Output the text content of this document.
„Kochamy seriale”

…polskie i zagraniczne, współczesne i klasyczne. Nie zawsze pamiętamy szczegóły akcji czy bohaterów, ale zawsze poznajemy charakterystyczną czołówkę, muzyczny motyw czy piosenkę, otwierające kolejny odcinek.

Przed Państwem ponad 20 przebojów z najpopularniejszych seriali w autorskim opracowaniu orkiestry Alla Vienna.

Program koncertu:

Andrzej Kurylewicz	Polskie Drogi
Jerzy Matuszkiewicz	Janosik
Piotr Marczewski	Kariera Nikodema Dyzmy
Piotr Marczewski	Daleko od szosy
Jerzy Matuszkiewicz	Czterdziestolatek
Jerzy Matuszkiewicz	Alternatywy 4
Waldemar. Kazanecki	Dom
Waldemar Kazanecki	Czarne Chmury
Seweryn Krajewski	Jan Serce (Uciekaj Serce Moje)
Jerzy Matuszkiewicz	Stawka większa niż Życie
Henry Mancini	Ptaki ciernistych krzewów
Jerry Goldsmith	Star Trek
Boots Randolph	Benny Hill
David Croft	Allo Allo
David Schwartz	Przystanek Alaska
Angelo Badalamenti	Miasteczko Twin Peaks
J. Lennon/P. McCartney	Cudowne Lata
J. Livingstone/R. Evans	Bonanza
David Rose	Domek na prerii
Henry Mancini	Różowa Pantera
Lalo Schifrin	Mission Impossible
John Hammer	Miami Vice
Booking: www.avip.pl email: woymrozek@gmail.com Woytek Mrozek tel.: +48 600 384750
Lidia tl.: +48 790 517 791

════════════════════

**Task statement:** Report the number of lines that include the string "Waldemar"; return nothing but the count.

**Correct response:** 2